══ TEXTO SELECIONADO
UM CONVITE À REFLEXÃO.
CANAL EXTRAVASOR OU BACIAS DE CONTENÇÃO: ALGUÉM SE LEMBRA DESSE DEBATE?
Hoje (11/03) o face me trouxe a lembrança mais um 11 de março. Lembro da madrugada do dia 10 para 11 de março de 2011, quando sem nenhum aviso prévio ou precedente histórico nosso Município de São Lourenço do Sul foi atingido por um fenômeno climático atípico advindo da enxurrada brusca provocada por chuvas intensas, aproximadamente 600 milímetros caíram em menos de 24 horas na bacia do Rio São Lourenço. As causas e consequências dessa calamidade pública foram superadas pela resiliência e esforço de muitos que serviram de energia na busca de recursos que possibilitaram a construção de casas, contenção das margens do arroio, construção de 23 pontes concreto, calçamentos, recuperação e revitalização da praia da barrinha.
════
══ DADOS BRUTOS
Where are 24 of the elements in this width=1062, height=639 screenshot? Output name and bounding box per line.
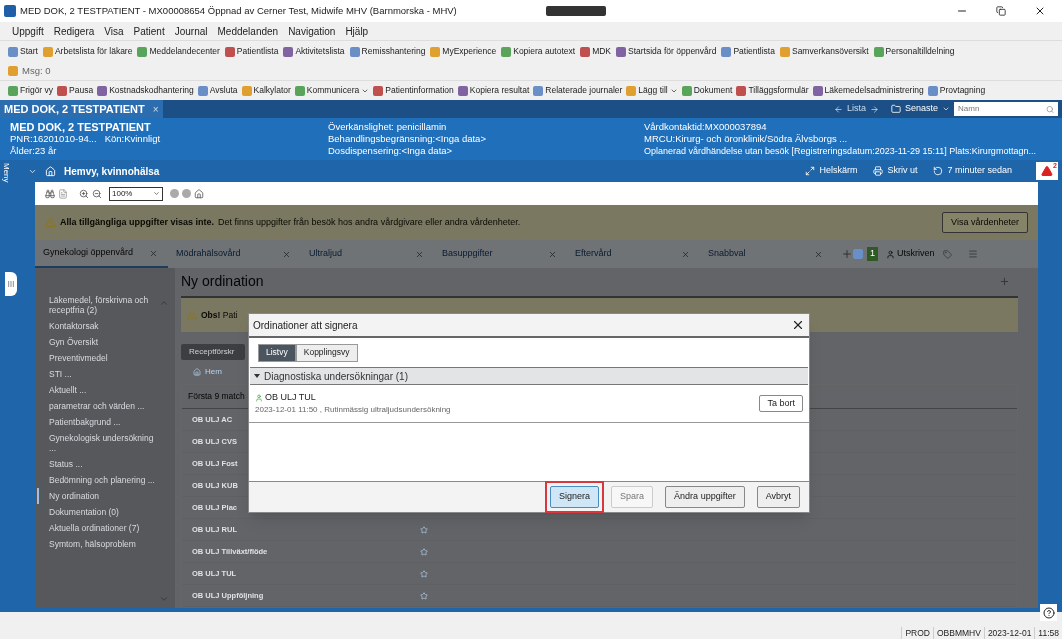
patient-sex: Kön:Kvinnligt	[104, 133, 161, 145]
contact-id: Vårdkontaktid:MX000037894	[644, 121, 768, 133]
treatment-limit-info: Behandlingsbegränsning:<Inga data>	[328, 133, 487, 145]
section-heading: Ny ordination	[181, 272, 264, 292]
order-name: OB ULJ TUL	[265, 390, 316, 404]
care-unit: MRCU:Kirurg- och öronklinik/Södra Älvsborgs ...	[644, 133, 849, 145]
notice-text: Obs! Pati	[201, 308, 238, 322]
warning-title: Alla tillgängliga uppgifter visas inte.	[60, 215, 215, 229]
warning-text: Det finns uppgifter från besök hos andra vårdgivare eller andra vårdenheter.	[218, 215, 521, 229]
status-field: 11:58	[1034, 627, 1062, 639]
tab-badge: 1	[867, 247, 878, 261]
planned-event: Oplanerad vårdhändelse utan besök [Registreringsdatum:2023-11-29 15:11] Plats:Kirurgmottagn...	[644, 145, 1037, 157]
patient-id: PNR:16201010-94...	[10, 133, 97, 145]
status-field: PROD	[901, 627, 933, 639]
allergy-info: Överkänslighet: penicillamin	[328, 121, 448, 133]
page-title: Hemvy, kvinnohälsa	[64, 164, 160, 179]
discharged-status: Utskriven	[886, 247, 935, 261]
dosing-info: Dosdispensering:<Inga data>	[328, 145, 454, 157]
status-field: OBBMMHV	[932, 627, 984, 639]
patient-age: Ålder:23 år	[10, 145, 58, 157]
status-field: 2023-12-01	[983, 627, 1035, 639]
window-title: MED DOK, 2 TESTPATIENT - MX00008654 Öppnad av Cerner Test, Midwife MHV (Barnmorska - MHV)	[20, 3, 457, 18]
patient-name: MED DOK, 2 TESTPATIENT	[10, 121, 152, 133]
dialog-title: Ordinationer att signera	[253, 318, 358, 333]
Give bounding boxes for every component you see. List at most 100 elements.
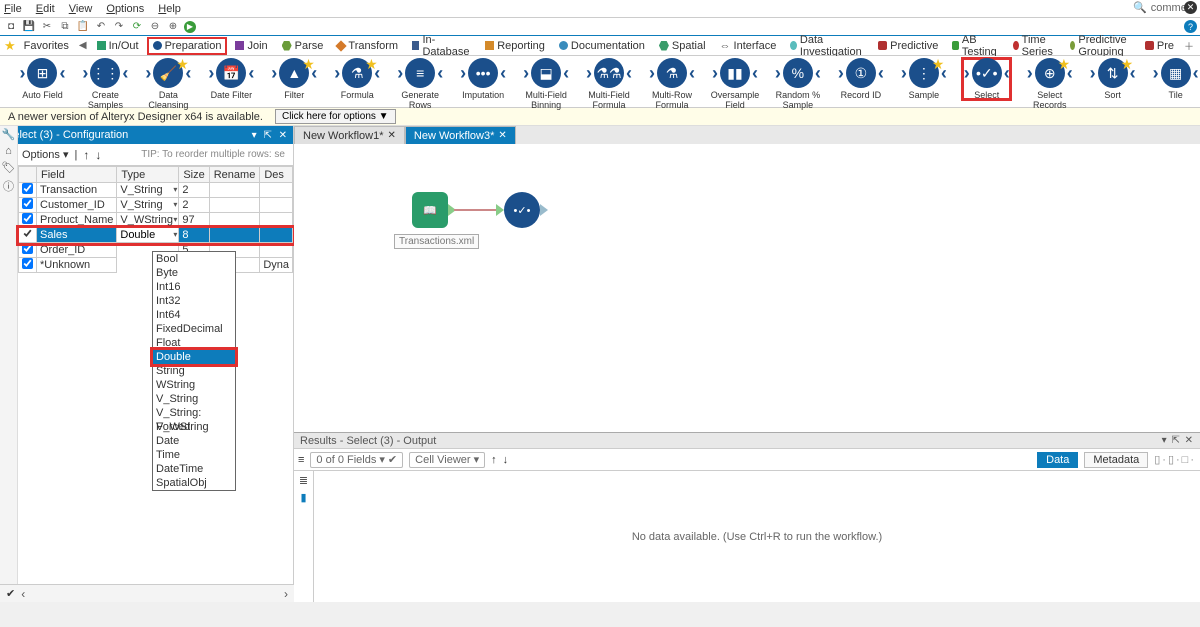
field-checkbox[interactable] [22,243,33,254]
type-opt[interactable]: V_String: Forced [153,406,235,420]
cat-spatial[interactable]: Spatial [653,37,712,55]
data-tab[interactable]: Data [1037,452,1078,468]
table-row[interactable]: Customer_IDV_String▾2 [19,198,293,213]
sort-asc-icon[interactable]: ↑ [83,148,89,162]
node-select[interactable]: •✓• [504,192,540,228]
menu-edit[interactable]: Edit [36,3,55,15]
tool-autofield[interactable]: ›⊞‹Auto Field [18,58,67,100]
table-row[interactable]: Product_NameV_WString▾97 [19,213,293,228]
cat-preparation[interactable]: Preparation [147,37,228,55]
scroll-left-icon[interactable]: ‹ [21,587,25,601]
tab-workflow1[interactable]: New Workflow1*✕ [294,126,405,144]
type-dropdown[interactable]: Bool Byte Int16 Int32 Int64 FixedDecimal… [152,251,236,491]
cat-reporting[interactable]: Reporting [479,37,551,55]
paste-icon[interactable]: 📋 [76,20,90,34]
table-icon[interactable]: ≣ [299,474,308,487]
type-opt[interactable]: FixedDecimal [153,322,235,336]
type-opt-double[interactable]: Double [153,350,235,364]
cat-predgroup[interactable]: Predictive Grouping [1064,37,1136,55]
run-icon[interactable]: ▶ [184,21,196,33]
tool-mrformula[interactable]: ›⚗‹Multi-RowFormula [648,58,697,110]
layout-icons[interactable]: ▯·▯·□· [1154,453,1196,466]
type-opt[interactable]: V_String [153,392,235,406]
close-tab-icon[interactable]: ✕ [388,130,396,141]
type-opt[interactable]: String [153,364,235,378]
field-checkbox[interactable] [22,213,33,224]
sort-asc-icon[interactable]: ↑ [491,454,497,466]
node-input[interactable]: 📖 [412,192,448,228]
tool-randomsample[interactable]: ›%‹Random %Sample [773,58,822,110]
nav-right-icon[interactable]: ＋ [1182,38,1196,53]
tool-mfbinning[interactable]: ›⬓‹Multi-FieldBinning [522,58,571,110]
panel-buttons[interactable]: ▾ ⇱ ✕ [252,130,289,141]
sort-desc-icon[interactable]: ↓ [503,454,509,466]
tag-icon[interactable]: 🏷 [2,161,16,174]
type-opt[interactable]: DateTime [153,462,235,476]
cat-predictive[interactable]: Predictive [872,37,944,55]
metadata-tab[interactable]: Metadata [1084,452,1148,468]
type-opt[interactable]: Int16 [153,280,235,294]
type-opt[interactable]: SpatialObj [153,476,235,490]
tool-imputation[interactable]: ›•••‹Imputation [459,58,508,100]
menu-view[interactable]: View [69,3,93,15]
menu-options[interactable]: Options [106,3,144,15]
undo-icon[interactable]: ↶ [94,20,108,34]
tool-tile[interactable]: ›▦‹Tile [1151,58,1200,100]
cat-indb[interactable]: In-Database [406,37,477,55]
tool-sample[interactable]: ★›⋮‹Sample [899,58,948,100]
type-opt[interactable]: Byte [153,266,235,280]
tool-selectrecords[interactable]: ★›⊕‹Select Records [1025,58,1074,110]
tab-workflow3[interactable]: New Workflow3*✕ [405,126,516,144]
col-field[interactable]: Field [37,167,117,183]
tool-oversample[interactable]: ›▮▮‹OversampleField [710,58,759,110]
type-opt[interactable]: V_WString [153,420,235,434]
════
■ O QUE FAZER:
1) Responda, com base no texto selecionado:
(a) Quantos milímetros de chuva caíram na bacia do Rio São Lourenço, e em quanto tempo?
(b) Quantas pontes de concreto foram construídas?
(c) Quais são as duas alternativas mencionadas no título do debate?
2) Enumere todas as obras que, segundo o texto selecionado, os recursos obtidos possibilitaram.
3) Altere o trecho do texto selecionado que começa em "Hoje (11/03) o" e termina em "praia da barrinha.", trocando "calamidade pública" por "catástrofe".

■ RESPOSTAS ESCRITAS:
1)
(a) Aproximadamente 600 milímetros, em menos de 24 horas.
(b) 23 pontes.
(c) Canal extravasor ou bacias de contenção.

2)
- Construção de casas
- Contenção das margens do arroio
- Construção de 23 pontes de concreto
- Calçamentos
- Recuperação e revitalização da praia da barrinha

3)
Hoje (11/03) o face me trouxe a lembrança mais um 11 de março. Lembro da madrugada do dia 10 para 11 de março de 2011, quando sem nenhum aviso prévio ou precedente histórico nosso Município de São Lourenço do Sul foi atingido por um fenômeno climático atípico advindo da enxurrada brusca provocada por chuvas intensas, aproximadamente 600 milímetros caíram em menos de 24 horas na bacia do Rio São Lourenço. As causas e consequências dessa catástrofe foram superadas pela resiliência e esforço de muitos que serviram de energia na busca de recursos que possibilitaram a construção de casas, contenção das margens do arroio, construção de 23 pontes concreto, calçamentos, recuperação e revitalização da praia da barrinha.